Each line that holds the word "nông" is to be identified and copied.
----
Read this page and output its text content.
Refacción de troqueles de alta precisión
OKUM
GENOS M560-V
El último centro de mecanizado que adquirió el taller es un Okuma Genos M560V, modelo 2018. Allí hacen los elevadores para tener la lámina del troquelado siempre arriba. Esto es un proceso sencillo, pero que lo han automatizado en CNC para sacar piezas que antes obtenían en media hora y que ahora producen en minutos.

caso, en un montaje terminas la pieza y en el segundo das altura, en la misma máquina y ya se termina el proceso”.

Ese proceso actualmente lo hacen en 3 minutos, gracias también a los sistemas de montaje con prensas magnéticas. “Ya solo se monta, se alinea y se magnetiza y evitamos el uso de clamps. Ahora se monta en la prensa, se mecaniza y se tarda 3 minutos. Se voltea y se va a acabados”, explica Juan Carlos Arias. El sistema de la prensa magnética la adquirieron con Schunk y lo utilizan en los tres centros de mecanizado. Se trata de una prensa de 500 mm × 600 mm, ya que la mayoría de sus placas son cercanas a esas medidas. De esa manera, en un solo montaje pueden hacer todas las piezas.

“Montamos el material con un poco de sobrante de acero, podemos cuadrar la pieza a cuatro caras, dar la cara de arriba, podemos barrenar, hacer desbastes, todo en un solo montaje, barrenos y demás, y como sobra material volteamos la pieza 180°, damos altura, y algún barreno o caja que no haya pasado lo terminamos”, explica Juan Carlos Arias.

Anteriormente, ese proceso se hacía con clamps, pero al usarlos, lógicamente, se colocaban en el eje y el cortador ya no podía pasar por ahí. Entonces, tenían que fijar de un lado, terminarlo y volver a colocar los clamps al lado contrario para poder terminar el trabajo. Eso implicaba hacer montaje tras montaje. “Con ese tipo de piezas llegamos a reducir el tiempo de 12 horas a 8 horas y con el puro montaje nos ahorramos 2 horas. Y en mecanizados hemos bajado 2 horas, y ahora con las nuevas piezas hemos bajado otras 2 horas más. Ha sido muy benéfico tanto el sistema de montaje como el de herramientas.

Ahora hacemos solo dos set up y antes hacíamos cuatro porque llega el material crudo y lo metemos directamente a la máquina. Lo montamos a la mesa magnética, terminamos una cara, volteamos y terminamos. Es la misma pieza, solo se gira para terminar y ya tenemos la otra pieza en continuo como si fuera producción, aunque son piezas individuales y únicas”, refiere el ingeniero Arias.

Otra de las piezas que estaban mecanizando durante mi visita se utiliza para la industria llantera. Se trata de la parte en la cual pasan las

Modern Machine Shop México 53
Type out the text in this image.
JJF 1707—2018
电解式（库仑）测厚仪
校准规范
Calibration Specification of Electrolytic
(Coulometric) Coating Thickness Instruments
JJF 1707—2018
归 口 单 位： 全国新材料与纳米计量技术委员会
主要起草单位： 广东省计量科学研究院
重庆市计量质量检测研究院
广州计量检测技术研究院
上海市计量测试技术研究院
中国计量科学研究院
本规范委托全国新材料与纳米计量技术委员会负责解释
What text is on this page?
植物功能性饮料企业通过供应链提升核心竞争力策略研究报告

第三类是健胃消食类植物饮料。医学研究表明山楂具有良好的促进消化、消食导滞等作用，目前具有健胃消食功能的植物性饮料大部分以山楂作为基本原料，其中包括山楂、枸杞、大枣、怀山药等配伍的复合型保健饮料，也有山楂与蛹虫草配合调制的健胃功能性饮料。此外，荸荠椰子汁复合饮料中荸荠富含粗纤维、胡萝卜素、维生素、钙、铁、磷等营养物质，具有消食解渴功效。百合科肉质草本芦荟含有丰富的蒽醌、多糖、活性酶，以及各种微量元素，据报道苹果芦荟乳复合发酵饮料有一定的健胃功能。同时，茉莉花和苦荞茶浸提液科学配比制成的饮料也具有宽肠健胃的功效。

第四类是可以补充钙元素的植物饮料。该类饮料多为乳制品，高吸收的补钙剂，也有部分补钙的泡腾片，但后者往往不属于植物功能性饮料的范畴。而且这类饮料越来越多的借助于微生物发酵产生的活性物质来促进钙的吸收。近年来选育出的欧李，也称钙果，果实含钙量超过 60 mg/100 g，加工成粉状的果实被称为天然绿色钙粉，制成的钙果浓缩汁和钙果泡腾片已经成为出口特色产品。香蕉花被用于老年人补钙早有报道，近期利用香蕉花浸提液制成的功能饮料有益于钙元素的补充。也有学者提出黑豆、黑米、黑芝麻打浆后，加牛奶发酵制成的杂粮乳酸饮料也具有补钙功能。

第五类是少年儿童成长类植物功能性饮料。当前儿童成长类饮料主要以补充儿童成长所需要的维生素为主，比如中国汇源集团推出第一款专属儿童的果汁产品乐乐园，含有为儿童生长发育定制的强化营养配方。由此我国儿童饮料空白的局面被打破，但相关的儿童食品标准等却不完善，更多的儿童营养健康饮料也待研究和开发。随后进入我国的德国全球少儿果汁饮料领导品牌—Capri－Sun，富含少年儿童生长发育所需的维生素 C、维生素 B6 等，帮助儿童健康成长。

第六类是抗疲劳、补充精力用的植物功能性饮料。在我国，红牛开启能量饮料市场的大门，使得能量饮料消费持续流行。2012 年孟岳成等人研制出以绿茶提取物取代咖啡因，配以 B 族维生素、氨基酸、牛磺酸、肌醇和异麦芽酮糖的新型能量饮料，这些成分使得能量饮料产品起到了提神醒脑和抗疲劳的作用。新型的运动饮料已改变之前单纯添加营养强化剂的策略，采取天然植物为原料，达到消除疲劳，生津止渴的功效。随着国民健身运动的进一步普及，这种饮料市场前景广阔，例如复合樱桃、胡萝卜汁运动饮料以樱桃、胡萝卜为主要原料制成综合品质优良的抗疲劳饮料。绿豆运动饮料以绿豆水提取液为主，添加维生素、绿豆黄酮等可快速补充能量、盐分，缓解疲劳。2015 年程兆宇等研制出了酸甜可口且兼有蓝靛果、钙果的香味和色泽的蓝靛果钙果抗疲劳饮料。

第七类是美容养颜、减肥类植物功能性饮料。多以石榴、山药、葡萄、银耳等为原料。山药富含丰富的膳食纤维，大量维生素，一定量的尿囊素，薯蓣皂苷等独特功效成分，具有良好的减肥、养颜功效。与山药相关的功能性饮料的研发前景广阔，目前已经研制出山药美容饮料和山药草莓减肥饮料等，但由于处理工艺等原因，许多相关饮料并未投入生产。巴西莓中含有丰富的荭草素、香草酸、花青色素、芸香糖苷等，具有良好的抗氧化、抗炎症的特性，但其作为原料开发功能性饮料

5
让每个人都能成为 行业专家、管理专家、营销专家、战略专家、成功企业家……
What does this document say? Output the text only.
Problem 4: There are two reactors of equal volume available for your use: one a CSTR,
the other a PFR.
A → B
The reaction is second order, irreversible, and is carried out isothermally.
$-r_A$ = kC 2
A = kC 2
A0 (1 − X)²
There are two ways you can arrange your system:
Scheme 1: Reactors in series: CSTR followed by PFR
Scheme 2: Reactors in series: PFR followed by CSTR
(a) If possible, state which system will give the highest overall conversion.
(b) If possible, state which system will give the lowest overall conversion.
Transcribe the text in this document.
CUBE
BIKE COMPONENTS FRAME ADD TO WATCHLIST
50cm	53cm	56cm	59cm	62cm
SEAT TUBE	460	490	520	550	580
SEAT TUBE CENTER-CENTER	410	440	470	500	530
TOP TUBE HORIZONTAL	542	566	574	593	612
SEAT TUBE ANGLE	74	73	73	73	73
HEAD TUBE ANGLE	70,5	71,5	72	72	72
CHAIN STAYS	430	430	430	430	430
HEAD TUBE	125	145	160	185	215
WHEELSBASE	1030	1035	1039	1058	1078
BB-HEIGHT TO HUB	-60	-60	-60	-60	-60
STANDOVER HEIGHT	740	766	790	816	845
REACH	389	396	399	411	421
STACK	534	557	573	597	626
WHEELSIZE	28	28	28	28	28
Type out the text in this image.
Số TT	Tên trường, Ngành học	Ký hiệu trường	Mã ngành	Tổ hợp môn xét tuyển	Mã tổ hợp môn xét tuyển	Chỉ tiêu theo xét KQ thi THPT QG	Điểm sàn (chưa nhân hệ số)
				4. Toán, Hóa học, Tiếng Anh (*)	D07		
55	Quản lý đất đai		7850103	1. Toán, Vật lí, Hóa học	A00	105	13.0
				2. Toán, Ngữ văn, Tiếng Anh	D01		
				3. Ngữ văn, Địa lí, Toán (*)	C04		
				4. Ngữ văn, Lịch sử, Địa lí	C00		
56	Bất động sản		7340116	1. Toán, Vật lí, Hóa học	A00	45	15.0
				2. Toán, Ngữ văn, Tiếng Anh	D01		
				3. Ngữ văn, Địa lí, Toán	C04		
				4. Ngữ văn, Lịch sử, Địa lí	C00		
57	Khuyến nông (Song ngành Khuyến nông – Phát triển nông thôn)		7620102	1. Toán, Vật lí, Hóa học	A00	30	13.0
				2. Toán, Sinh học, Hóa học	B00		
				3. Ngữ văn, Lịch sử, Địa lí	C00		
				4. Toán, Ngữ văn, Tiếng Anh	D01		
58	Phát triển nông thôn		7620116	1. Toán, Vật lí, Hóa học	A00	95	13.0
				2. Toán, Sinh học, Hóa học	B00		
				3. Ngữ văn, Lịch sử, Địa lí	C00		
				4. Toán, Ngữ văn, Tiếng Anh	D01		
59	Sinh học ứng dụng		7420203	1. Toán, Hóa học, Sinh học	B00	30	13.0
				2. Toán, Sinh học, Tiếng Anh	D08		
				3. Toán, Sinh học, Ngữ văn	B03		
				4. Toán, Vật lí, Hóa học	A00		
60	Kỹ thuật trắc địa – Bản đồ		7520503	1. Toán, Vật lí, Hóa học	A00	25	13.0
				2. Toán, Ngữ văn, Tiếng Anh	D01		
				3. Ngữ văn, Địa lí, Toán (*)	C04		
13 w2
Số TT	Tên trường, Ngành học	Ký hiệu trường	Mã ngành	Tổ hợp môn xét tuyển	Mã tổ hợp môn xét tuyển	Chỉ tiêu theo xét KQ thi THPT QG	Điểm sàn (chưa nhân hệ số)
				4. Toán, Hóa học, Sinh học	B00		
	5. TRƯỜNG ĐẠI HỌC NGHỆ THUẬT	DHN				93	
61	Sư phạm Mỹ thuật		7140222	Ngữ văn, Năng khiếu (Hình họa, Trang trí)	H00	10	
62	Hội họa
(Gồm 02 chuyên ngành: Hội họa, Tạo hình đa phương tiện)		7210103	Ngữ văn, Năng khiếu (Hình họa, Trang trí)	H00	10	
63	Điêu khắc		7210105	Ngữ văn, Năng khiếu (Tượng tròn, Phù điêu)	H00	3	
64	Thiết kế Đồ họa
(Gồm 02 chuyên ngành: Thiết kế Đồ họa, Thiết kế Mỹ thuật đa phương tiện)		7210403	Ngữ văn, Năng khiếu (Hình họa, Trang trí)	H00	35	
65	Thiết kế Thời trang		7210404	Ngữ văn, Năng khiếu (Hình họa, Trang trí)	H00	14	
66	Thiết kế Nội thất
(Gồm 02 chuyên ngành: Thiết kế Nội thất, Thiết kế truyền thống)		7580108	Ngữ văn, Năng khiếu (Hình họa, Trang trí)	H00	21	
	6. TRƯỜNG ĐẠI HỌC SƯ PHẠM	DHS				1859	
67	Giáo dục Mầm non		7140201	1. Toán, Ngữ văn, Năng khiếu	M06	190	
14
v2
----
*Task solution*.
57	Khuyến nông (Song ngành Khuyến nông – Phát triển nông thôn)		7620102	1. Toán, Vật lí, Hóa học	A00	30	13.0
58	Phát triển nông thôn		7620116	1. Toán, Vật lí, Hóa học	A00	95	13.0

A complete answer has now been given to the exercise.